# DATA PROVIDED:
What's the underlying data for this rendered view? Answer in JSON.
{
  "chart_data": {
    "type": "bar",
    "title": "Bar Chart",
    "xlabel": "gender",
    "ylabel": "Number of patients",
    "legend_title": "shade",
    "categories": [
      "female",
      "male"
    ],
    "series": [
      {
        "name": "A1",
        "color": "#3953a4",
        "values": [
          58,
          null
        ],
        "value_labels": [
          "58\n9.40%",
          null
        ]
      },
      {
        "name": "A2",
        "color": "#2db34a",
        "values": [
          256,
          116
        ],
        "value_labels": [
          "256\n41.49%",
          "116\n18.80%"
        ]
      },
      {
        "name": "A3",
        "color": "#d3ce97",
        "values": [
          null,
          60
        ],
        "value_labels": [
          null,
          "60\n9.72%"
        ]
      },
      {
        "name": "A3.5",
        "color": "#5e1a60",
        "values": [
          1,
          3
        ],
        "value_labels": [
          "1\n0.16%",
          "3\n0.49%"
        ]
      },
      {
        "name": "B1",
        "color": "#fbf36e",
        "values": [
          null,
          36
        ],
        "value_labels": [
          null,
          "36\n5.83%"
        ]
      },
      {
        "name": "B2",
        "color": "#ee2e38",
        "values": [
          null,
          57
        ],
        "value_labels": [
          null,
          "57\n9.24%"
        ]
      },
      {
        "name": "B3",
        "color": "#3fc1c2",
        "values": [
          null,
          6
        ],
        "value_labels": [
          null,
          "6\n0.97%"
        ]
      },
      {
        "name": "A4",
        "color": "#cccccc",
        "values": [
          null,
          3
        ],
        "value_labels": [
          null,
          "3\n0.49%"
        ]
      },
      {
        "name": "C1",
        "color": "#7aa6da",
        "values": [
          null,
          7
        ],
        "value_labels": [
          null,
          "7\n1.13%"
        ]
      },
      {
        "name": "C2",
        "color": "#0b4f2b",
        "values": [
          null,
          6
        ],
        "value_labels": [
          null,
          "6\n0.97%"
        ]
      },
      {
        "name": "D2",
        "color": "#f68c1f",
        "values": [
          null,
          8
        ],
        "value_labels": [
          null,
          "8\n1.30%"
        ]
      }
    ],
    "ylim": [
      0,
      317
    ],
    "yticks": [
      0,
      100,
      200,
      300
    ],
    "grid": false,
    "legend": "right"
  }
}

# EXERCISE INSTRUCTIONS:
Transcribe the data in full, matching every line exactly.

# TASK OUTPUT:
What's the underlying data for this rendered view? Answer in JSON.
{
  "chart_data": {
    "type": "bar",
    "title": "Bar Chart",
    "xlabel": "gender",
    "ylabel": "Number of patients",
    "legend_title": "shade",
    "categories": [
      "female",
      "male"
    ],
    "series": [
      {
        "name": "A1",
        "color": "#3953a4",
        "values": [
          58,
          null
        ],
        "value_labels": [
          "58\n9.40%",
          null
        ]
      },
      {
        "name": "A2",
        "color": "#2db34a",
        "values": [
          256,
          116
        ],
        "value_labels": [
          "256\n41.49%",
          "116\n18.80%"
        ]
      },
      {
        "name": "A3",
        "color": "#d3ce97",
        "values": [
          null,
          60
        ],
        "value_labels": [
          null,
          "60\n9.72%"
        ]
      },
      {
        "name": "A3.5",
        "color": "#5e1a60",
        "values": [
          1,
          3
        ],
        "value_labels": [
          "1\n0.16%",
          "3\n0.49%"
        ]
      },
      {
        "name": "B1",
        "color": "#fbf36e",
        "values": [
          null,
          36
        ],
        "value_labels": [
          null,
          "36\n5.83%"
        ]
      },
      {
        "name": "B2",
        "color": "#ee2e38",
        "values": [
          null,
          57
        ],
        "value_labels": [
          null,
          "57\n9.24%"
        ]
      },
      {
        "name": "B3",
        "color": "#3fc1c2",
        "values": [
          null,
          6
        ],
        "value_labels": [
          null,
          "6\n0.97%"
        ]
      },
      {
        "name": "A4",
        "color": "#cccccc",
        "values": [
          null,
          3
        ],
        "value_labels": [
          null,
          "3\n0.49%"
        ]
      },
      {
        "name": "C1",
        "color": "#7aa6da",
        "values": [
          null,
          7
        ],
        "value_labels": [
          null,
          "7\n1.13%"
        ]
      },
      {
        "name": "C2",
        "color": "#0b4f2b",
        "values": [
          null,
          6
        ],
        "value_labels": [
          null,
          "6\n0.97%"
        ]
      },
      {
        "name": "D2",
        "color": "#f68c1f",
        "values": [
          null,
          8
        ],
        "value_labels": [
          null,
          "8\n1.30%"
        ]
      }
    ],
    "ylim": [
      0,
      317
    ],
    "yticks": [
      0,
      100,
      200,
      300
    ],
    "grid": false,
    "legend": "right"
  }
}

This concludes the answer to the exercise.